··· Task inputs

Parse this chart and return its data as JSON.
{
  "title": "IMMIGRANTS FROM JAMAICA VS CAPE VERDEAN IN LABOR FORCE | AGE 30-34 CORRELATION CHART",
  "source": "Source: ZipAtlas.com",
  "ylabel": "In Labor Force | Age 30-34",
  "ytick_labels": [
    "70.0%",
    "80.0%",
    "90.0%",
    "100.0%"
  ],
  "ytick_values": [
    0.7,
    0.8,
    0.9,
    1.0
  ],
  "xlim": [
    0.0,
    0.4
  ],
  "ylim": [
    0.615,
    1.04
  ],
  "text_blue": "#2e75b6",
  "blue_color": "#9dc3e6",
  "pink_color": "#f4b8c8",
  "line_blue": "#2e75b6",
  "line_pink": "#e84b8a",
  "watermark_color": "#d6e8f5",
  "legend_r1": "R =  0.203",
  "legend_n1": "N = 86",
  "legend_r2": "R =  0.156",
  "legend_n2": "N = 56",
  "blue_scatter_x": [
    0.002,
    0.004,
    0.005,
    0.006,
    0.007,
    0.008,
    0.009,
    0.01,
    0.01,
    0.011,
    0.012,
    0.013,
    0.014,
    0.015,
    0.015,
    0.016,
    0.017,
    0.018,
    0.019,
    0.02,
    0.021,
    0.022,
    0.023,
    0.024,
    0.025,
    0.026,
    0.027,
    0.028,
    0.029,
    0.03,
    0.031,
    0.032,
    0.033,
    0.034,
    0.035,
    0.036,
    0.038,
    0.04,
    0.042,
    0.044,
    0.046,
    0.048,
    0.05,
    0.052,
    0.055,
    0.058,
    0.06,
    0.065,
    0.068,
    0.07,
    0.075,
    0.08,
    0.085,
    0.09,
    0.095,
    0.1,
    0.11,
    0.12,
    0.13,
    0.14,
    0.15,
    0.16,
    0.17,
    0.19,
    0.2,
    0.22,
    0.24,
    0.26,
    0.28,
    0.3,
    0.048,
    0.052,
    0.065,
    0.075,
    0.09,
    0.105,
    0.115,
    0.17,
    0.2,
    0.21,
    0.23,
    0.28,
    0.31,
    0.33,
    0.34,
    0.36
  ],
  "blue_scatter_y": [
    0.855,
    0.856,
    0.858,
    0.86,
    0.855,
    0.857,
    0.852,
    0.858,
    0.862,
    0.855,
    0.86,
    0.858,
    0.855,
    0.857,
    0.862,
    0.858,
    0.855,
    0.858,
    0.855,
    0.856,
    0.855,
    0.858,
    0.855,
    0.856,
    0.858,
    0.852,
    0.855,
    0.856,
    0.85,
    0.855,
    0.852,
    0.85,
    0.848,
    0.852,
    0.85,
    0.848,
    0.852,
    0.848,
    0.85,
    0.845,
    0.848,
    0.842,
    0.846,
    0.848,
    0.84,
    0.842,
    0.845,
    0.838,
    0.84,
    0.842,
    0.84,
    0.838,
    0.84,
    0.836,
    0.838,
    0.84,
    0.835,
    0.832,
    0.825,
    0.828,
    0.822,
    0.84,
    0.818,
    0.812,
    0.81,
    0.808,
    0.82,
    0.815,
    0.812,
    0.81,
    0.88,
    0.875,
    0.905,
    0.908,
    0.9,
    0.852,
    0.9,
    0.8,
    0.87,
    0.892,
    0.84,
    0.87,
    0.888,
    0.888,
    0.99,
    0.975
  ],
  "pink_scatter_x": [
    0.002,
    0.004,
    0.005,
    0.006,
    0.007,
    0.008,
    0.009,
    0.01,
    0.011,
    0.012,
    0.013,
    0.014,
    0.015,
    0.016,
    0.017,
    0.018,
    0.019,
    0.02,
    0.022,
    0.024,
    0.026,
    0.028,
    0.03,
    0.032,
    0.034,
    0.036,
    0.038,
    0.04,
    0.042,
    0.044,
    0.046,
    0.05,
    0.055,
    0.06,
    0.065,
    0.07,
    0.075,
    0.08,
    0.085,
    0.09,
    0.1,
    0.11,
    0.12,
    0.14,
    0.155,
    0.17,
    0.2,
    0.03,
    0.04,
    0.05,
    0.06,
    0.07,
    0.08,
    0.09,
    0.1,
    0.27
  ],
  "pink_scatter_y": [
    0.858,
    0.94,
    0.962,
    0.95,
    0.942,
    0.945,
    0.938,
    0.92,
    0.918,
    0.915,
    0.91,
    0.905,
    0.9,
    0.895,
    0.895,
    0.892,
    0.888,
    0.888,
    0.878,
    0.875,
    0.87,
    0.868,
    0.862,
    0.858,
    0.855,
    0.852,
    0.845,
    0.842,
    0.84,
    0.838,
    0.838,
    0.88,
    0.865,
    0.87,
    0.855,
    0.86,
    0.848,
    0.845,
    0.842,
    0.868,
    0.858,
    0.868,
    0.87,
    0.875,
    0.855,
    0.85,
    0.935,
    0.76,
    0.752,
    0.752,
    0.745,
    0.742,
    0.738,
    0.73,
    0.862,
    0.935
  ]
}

······
··· Task inputs

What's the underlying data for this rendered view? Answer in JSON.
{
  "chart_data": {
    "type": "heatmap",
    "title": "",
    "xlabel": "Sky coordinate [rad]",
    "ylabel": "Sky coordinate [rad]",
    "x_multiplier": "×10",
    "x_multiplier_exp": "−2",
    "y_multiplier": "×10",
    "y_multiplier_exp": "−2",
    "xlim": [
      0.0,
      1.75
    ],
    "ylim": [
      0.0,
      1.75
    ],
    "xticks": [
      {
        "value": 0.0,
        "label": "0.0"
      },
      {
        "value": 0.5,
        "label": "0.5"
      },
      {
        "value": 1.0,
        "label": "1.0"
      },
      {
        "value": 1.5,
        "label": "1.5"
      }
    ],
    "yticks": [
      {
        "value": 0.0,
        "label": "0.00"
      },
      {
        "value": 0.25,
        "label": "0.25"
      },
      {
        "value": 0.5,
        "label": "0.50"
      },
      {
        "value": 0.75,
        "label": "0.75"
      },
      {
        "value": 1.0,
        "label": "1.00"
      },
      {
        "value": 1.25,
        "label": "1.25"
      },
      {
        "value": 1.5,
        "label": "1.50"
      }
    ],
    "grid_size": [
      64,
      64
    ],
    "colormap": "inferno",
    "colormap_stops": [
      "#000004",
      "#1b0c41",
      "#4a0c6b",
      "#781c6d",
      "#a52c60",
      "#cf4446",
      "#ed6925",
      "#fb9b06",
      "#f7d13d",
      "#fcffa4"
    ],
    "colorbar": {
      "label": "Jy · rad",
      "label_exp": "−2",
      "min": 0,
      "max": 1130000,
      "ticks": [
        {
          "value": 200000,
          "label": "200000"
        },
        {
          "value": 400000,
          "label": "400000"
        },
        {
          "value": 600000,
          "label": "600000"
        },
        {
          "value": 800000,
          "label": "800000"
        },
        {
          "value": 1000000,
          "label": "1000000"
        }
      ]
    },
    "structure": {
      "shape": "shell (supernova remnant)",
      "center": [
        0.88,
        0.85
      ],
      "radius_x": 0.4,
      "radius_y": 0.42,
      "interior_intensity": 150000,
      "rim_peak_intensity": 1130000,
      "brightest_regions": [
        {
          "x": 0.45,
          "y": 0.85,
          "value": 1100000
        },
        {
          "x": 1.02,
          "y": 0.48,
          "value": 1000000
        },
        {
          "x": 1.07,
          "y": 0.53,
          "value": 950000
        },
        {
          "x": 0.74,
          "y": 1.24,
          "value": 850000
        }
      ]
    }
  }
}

······

Show the lines where the word "title" appears in the entries.

Response below:
  "title": "IMMIGRANTS FROM JAMAICA VS CAPE VERDEAN IN LABOR FORCE | AGE 30-34 CORRELATION CHART",
    "title": "",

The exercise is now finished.